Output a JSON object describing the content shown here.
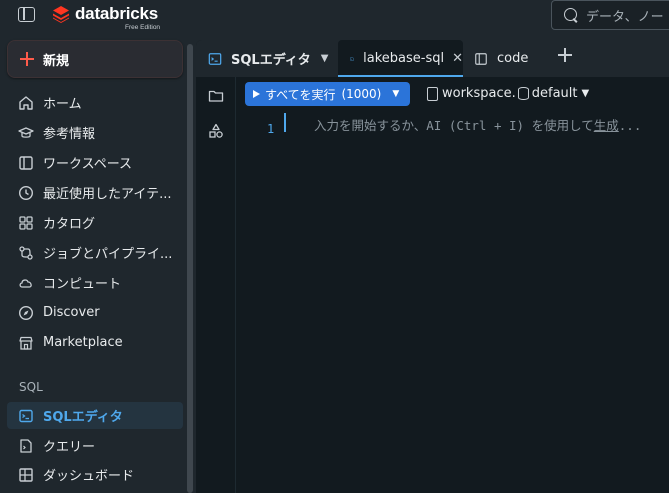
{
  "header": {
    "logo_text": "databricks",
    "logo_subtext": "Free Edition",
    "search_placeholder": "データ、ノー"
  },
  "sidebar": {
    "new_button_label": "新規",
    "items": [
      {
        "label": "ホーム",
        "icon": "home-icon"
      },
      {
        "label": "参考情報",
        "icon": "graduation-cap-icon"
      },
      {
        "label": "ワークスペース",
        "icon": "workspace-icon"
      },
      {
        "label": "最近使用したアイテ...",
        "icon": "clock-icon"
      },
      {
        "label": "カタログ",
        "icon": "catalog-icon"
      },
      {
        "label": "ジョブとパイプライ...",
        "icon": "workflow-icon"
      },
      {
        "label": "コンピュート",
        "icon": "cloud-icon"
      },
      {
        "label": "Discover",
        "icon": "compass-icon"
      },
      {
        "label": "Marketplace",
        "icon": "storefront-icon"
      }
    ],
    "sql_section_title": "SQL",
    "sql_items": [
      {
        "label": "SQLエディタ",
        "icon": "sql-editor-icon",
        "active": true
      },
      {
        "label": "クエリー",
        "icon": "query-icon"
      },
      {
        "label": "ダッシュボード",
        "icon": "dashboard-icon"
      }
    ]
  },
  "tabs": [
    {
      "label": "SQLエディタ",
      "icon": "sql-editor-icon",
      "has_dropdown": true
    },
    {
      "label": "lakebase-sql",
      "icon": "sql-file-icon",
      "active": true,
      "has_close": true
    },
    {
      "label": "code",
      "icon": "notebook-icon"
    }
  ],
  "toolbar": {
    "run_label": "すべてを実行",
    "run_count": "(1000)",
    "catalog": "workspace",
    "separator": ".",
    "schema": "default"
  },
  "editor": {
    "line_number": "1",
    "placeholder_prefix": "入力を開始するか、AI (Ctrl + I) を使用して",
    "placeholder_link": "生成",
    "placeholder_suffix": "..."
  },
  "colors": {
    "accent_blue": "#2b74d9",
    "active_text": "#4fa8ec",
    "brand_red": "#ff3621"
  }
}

====================

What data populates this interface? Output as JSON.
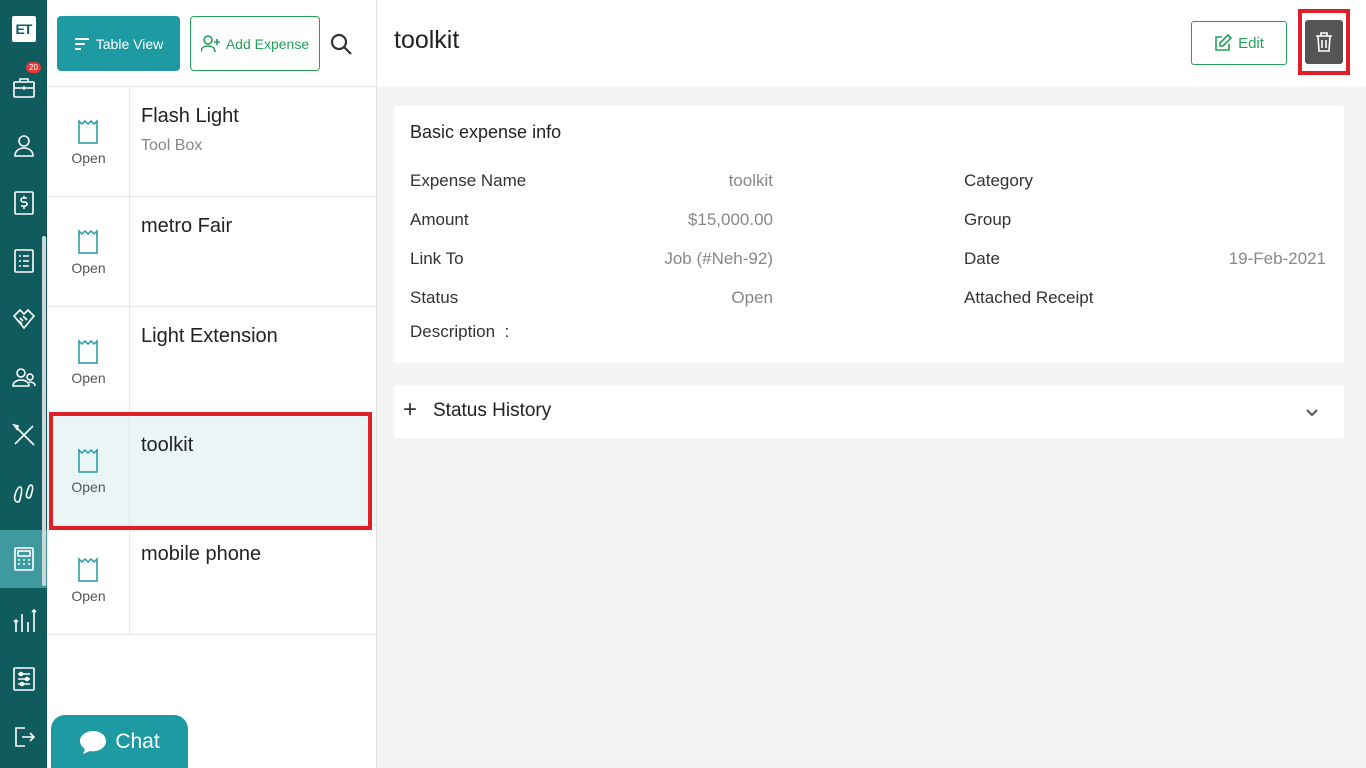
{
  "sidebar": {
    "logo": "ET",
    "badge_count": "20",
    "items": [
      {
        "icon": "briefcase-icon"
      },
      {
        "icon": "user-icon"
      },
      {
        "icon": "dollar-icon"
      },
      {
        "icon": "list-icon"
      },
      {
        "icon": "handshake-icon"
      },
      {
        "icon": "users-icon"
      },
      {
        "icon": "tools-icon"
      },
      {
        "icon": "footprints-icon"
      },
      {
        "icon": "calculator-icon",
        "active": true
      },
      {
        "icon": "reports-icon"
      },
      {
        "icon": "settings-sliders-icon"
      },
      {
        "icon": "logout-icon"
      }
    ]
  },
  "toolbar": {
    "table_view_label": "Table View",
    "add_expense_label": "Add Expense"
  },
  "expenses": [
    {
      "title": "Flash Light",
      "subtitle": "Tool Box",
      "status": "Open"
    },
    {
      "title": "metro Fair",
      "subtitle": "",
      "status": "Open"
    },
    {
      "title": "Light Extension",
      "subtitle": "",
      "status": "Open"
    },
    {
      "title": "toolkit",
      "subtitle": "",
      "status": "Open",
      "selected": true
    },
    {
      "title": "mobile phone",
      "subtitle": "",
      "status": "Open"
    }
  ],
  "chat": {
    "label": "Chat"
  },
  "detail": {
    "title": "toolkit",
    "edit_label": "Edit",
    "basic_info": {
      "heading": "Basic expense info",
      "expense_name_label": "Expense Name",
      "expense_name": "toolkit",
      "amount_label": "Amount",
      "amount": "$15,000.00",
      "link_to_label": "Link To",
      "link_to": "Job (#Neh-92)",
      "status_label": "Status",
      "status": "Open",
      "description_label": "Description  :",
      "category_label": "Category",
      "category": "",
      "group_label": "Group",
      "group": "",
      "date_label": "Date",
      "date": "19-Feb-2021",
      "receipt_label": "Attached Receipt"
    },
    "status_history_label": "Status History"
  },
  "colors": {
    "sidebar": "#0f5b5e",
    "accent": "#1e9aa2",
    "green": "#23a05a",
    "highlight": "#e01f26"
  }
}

====================

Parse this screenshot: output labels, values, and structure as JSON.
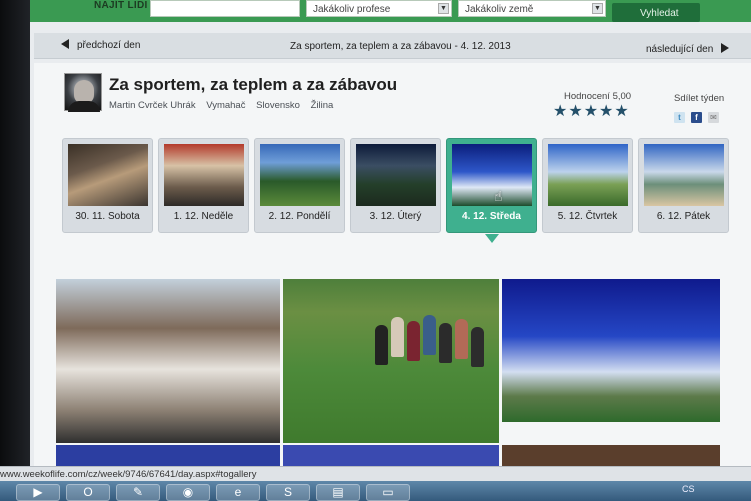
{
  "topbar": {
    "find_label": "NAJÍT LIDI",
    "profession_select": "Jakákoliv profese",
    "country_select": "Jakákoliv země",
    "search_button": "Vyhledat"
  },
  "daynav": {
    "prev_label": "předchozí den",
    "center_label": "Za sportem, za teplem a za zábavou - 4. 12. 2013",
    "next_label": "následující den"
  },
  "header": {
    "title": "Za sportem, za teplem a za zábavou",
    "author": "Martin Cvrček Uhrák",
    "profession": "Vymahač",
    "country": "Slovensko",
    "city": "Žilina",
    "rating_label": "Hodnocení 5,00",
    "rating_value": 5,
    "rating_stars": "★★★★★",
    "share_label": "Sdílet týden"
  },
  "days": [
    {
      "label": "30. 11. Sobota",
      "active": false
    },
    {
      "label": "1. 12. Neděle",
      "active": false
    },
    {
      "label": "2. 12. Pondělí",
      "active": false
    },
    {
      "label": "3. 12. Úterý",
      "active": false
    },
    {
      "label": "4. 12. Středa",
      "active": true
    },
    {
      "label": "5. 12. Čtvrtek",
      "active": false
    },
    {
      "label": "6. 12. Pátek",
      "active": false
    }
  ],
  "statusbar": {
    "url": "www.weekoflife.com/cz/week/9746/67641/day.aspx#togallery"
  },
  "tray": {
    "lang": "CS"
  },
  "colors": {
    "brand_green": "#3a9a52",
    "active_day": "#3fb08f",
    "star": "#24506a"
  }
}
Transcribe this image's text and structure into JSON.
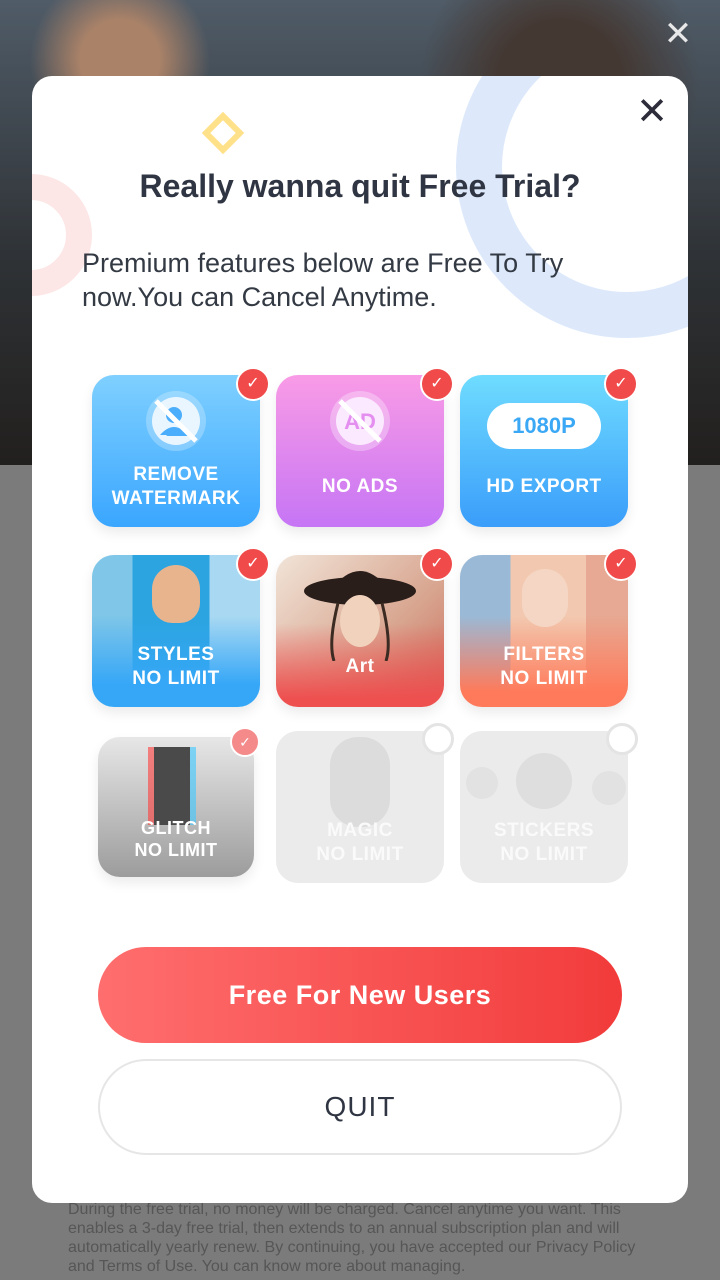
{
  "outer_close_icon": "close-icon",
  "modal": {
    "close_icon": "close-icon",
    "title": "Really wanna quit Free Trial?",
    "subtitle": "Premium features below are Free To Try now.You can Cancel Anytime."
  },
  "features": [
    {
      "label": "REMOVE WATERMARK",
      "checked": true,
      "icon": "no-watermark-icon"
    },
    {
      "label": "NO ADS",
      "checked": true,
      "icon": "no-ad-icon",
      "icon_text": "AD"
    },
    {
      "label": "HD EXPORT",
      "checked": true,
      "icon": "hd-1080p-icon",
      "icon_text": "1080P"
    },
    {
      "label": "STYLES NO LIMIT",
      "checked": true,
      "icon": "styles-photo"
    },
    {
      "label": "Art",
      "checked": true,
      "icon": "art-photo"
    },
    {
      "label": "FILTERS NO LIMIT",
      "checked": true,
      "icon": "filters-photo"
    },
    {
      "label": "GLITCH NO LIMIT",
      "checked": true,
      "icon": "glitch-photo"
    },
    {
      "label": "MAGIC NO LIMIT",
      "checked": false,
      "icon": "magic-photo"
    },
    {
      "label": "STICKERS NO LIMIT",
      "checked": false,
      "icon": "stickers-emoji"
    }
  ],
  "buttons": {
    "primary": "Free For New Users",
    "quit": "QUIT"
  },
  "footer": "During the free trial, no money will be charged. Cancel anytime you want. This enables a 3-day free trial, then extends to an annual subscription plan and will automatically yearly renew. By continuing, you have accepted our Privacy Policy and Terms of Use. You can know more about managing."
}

====================

### Task details
From the records above, report the count of lines containing "photo" and nothing more.

### Result for this task
5